What you need to do – Tally up the lines that include "中度创伤" and state that number by itself.

______

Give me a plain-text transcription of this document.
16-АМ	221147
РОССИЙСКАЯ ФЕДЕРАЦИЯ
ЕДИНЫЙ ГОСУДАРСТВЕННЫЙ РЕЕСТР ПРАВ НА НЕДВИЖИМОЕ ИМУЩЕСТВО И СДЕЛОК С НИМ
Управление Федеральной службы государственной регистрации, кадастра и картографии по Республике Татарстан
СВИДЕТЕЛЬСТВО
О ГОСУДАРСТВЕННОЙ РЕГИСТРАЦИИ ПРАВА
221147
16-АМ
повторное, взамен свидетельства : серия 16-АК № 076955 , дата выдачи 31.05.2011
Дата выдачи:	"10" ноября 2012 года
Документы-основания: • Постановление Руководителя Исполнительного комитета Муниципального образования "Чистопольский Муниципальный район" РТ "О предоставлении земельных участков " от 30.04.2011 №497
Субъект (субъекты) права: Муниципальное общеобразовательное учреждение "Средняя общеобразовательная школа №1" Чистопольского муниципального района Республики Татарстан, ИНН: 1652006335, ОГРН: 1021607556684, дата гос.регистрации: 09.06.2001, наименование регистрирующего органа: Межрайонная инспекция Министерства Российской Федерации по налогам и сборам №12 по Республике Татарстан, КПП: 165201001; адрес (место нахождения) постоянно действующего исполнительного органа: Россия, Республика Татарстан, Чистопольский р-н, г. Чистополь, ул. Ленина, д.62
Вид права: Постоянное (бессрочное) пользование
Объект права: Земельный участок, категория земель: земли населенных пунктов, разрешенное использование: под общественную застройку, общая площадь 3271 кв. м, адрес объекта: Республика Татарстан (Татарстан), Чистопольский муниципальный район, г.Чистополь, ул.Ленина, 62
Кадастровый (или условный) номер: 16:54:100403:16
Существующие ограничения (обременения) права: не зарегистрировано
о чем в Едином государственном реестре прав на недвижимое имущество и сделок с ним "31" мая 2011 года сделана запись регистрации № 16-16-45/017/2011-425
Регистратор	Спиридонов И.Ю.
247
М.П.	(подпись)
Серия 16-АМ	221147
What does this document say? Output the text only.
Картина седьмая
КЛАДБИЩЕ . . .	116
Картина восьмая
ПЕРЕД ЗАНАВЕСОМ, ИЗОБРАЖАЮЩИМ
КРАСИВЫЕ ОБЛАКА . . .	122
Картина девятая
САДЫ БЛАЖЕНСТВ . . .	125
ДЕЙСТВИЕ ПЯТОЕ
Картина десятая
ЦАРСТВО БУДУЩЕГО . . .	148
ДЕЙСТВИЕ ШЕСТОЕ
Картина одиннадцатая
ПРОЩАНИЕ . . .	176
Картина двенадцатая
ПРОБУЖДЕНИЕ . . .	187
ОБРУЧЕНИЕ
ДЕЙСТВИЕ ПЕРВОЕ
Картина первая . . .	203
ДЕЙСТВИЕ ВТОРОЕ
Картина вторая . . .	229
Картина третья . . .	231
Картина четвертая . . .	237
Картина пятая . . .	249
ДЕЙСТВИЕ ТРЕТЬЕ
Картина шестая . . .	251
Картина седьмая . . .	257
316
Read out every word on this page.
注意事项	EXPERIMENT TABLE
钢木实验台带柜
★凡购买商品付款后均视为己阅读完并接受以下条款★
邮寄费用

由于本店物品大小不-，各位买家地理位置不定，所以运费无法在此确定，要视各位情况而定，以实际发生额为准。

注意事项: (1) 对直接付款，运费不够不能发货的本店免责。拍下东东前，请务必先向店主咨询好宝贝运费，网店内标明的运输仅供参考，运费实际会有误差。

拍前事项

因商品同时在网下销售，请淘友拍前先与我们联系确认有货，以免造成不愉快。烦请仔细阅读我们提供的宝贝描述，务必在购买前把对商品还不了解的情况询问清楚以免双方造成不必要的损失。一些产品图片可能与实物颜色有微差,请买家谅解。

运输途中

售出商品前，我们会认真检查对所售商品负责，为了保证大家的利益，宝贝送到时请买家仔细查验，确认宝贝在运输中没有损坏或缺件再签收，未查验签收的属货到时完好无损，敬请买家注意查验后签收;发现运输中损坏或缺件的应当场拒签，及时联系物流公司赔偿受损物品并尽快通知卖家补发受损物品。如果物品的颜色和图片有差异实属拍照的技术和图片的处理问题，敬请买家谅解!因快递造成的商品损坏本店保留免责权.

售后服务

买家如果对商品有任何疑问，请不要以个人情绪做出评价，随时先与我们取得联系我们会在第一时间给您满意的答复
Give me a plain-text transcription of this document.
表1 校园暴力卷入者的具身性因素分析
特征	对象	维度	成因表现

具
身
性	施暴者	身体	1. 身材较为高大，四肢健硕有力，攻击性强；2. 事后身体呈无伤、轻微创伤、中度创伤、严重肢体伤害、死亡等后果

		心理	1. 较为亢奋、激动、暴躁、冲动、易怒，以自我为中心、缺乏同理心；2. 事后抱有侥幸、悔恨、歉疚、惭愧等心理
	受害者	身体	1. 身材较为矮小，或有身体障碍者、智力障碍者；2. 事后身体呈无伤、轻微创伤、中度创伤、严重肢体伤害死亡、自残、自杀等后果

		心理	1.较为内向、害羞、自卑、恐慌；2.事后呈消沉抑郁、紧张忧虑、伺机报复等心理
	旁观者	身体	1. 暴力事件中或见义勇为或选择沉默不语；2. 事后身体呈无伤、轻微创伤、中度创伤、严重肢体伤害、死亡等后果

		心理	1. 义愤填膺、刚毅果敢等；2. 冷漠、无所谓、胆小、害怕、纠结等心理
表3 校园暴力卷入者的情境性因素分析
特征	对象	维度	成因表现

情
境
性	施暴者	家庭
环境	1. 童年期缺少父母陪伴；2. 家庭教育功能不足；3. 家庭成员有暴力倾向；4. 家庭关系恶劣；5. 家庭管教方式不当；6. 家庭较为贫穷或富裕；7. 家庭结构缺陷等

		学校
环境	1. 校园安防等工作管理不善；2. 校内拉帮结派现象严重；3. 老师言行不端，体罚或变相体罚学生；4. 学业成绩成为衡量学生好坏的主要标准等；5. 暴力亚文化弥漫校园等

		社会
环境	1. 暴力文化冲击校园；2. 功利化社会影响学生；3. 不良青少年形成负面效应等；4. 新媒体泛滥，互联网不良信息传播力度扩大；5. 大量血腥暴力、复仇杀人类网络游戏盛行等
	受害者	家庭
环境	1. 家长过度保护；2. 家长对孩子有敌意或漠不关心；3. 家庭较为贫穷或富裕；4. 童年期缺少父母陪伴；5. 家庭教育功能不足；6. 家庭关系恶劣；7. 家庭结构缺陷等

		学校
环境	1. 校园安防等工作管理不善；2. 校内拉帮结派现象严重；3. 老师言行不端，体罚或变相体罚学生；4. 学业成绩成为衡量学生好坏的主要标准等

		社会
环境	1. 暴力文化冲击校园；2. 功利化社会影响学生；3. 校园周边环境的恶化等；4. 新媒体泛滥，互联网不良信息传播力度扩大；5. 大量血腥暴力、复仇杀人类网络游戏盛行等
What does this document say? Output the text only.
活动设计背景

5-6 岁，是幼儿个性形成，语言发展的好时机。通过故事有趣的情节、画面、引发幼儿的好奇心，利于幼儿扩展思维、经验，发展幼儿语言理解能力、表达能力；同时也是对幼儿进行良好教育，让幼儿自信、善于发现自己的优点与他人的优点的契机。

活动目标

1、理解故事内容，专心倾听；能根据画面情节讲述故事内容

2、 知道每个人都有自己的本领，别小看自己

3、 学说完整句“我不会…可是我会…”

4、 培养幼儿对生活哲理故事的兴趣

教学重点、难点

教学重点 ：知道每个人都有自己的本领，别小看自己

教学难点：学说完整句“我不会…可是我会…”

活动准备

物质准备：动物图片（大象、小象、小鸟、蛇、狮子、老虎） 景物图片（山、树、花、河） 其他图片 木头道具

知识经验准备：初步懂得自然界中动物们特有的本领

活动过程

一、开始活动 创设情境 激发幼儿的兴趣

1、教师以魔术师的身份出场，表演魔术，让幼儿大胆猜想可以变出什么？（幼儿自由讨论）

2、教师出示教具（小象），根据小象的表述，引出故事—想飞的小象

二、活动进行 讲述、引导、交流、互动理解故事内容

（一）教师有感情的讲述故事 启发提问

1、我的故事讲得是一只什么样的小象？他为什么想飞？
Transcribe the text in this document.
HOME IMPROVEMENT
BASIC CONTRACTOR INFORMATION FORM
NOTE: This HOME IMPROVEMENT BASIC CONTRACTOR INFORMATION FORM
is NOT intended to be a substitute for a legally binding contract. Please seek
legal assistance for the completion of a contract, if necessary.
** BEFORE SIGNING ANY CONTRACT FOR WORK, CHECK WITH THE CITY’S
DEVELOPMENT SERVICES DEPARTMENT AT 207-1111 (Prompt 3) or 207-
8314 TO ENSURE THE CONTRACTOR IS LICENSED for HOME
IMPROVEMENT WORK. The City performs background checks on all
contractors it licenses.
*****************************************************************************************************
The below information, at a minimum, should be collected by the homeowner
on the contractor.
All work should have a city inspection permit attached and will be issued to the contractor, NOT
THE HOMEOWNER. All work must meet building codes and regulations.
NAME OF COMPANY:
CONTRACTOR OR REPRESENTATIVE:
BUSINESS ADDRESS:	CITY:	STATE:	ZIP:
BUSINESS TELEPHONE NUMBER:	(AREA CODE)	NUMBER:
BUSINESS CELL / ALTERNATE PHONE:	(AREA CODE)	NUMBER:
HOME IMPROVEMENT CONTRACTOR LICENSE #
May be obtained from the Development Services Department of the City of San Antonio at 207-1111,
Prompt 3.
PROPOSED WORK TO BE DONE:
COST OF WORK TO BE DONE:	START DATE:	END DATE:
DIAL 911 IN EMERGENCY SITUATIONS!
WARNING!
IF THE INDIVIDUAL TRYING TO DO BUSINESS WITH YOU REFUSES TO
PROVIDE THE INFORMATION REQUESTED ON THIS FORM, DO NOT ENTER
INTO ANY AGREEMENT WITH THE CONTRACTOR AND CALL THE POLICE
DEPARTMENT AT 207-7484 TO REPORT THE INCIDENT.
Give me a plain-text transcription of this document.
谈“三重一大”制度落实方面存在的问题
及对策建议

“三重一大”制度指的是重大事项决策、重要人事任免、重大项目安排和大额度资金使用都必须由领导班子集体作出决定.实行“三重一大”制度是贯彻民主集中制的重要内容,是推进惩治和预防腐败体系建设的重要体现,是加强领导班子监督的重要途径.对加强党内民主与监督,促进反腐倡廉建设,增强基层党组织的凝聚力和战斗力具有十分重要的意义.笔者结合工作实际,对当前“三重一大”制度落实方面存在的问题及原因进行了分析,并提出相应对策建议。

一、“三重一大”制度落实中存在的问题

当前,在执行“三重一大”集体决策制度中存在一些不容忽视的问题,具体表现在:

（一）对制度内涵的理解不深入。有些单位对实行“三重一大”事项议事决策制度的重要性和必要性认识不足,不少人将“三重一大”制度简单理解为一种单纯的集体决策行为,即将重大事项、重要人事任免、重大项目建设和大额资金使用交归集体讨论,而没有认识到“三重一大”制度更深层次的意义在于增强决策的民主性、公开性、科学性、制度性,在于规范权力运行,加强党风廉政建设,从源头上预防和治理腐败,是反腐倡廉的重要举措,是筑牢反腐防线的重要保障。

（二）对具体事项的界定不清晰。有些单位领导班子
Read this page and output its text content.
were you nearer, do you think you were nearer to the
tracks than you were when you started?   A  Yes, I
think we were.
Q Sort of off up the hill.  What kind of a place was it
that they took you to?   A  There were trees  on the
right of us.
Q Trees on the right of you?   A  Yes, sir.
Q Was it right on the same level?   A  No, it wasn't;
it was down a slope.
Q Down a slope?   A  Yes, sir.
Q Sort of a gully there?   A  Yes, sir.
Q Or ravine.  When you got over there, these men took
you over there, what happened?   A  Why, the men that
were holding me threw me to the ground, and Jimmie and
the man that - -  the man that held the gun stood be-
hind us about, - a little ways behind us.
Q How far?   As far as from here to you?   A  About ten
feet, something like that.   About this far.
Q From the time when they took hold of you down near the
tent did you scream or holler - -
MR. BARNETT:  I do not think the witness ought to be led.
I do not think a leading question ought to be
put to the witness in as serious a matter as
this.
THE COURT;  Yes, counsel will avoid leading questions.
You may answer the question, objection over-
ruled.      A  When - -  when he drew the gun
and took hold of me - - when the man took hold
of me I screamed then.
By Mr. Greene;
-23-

______

Solution for this task – 3